─── Dataset rows ───

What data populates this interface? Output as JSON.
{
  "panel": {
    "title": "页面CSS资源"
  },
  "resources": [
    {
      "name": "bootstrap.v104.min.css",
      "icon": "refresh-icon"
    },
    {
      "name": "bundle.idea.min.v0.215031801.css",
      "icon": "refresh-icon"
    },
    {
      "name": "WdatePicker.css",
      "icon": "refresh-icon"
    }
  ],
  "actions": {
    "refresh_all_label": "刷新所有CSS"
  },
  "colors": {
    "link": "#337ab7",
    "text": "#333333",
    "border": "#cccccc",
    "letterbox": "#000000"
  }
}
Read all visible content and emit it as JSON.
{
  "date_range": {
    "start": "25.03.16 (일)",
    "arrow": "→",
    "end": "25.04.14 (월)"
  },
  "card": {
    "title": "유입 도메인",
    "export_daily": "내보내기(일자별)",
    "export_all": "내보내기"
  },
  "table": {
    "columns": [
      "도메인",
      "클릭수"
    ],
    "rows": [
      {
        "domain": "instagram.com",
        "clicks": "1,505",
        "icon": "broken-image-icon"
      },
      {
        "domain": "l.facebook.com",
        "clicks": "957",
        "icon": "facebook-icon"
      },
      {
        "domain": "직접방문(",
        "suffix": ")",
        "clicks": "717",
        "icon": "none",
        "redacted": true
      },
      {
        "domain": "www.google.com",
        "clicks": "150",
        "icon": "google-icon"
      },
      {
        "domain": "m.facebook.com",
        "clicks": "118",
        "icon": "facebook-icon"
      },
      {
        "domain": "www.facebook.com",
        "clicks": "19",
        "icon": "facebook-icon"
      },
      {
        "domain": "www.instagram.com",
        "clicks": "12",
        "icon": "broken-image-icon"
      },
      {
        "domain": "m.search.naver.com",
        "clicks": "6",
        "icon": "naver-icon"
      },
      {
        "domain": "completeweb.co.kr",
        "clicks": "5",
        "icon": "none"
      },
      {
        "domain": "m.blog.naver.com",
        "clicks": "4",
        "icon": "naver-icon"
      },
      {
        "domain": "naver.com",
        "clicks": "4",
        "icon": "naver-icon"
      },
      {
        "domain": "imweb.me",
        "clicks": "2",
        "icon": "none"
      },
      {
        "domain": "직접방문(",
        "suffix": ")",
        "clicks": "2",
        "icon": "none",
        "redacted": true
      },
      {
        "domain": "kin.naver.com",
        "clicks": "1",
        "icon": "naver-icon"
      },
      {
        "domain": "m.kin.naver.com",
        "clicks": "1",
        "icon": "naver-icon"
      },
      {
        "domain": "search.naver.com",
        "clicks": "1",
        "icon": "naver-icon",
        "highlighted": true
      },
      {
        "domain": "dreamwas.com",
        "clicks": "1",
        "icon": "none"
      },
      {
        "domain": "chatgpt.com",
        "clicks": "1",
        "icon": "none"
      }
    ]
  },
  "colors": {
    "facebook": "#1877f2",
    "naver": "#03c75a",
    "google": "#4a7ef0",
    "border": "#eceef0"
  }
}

───

**Written instruction:** Copy the material above verbatim.

**Answer to the problem:**
What data populates this interface? Output as JSON.
{
  "panel": {
    "title": "页面CSS资源"
  },
  "resources": [
    {
      "name": "bootstrap.v104.min.css",
      "icon": "refresh-icon"
    },
    {
      "name": "bundle.idea.min.v0.215031801.css",
      "icon": "refresh-icon"
    },
    {
      "name": "WdatePicker.css",
      "icon": "refresh-icon"
    }
  ],
  "actions": {
    "refresh_all_label": "刷新所有CSS"
  },
  "colors": {
    "link": "#337ab7",
    "text": "#333333",
    "border": "#cccccc",
    "letterbox": "#000000"
  }
}
Read all visible content and emit it as JSON.
{
  "date_range": {
    "start": "25.03.16 (일)",
    "arrow": "→",
    "end": "25.04.14 (월)"
  },
  "card": {
    "title": "유입 도메인",
    "export_daily": "내보내기(일자별)",
    "export_all": "내보내기"
  },
  "table": {
    "columns": [
      "도메인",
      "클릭수"
    ],
    "rows": [
      {
        "domain": "instagram.com",
        "clicks": "1,505",
        "icon": "broken-image-icon"
      },
      {
        "domain": "l.facebook.com",
        "clicks": "957",
        "icon": "facebook-icon"
      },
      {
        "domain": "직접방문(",
        "suffix": ")",
        "clicks": "717",
        "icon": "none",
        "redacted": true
      },
      {
        "domain": "www.google.com",
        "clicks": "150",
        "icon": "google-icon"
      },
      {
        "domain": "m.facebook.com",
        "clicks": "118",
        "icon": "facebook-icon"
      },
      {
        "domain": "www.facebook.com",
        "clicks": "19",
        "icon": "facebook-icon"
      },
      {
        "domain": "www.instagram.com",
        "clicks": "12",
        "icon": "broken-image-icon"
      },
      {
        "domain": "m.search.naver.com",
        "clicks": "6",
        "icon": "naver-icon"
      },
      {
        "domain": "completeweb.co.kr",
        "clicks": "5",
        "icon": "none"
      },
      {
        "domain": "m.blog.naver.com",
        "clicks": "4",
        "icon": "naver-icon"
      },
      {
        "domain": "naver.com",
        "clicks": "4",
        "icon": "naver-icon"
      },
      {
        "domain": "imweb.me",
        "clicks": "2",
        "icon": "none"
      },
      {
        "domain": "직접방문(",
        "suffix": ")",
        "clicks": "2",
        "icon": "none",
        "redacted": true
      },
      {
        "domain": "kin.naver.com",
        "clicks": "1",
        "icon": "naver-icon"
      },
      {
        "domain": "m.kin.naver.com",
        "clicks": "1",
        "icon": "naver-icon"
      },
      {
        "domain": "search.naver.com",
        "clicks": "1",
        "icon": "naver-icon",
        "highlighted": true
      },
      {
        "domain": "dreamwas.com",
        "clicks": "1",
        "icon": "none"
      },
      {
        "domain": "chatgpt.com",
        "clicks": "1",
        "icon": "none"
      }
    ]
  },
  "colors": {
    "facebook": "#1877f2",
    "naver": "#03c75a",
    "google": "#4a7ef0",
    "border": "#eceef0"
  }
}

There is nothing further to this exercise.